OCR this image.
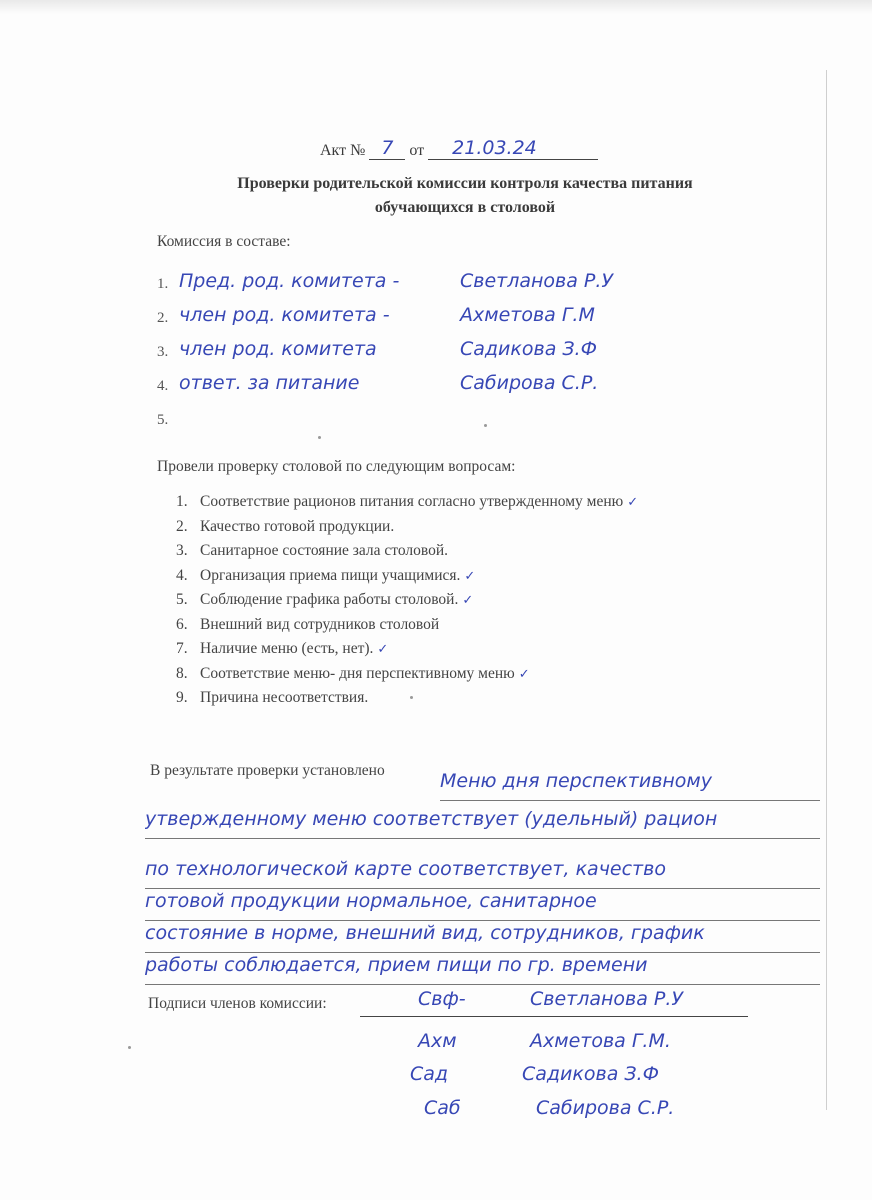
Акт № 7 от 21.03.24
Проверки родительской комиссии контроля качества питания
обучающихся в столовой
Комиссия в составе:
1. Пред. род. комитета -	Светланова Р.У
2. член род. комитета -	Ахметова Г.М
3. член род. комитета	Садикова З.Ф
4. ответ. за питание	Сабирова С.Р.
5.
Провели проверку столовой по следующим вопросам:
1. Соответствие рационов питания согласно утвержденному меню ✓
2. Качество готовой продукции.
3. Санитарное состояние зала столовой.
4. Организация приема пищи учащимися. ✓
5. Соблюдение графика работы столовой. ✓
6. Внешний вид сотрудников столовой
7. Наличие меню (есть, нет). ✓
8. Соответствие меню- дня перспективному меню ✓
9. Причина несоответствия.
В результате проверки установлено	Меню дня перспективному
утвержденному меню соответствует (удельный) рацион
по технологической карте соответствует, качество
готовой продукции нормальное, санитарное
состояние в норме, внешний вид, сотрудников, график
работы соблюдается, прием пищи по гр. времени
Подписи членов комиссии:	Свф-	Светланова Р.У
Ахм	Ахметова Г.М.
Сад	Садикова З.Ф
Саб	Сабирова С.Р.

━━━━━━━━━━━━━━━━━━━━

EXERCISE DIRECTIONS: Print each line of the material above exactly, with the pictures removed from your copy.

CORRECT OUTPUT:
OCR this image.
Акт № 7 от 21.03.24
Проверки родительской комиссии контроля качества питания
обучающихся в столовой
Комиссия в составе:
1. Пред. род. комитета -	Светланова Р.У
2. член род. комитета -	Ахметова Г.М
3. член род. комитета	Садикова З.Ф
4. ответ. за питание	Сабирова С.Р.
5.
Провели проверку столовой по следующим вопросам:
1. Соответствие рационов питания согласно утвержденному меню ✓
2. Качество готовой продукции.
3. Санитарное состояние зала столовой.
4. Организация приема пищи учащимися. ✓
5. Соблюдение графика работы столовой. ✓
6. Внешний вид сотрудников столовой
7. Наличие меню (есть, нет). ✓
8. Соответствие меню- дня перспективному меню ✓
9. Причина несоответствия.
В результате проверки установлено	Меню дня перспективному
утвержденному меню соответствует (удельный) рацион
по технологической карте соответствует, качество
готовой продукции нормальное, санитарное
состояние в норме, внешний вид, сотрудников, график
работы соблюдается, прием пищи по гр. времени
Подписи членов комиссии:	Свф-	Светланова Р.У
Ахм	Ахметова Г.М.
Сад	Садикова З.Ф
Саб	Сабирова С.Р.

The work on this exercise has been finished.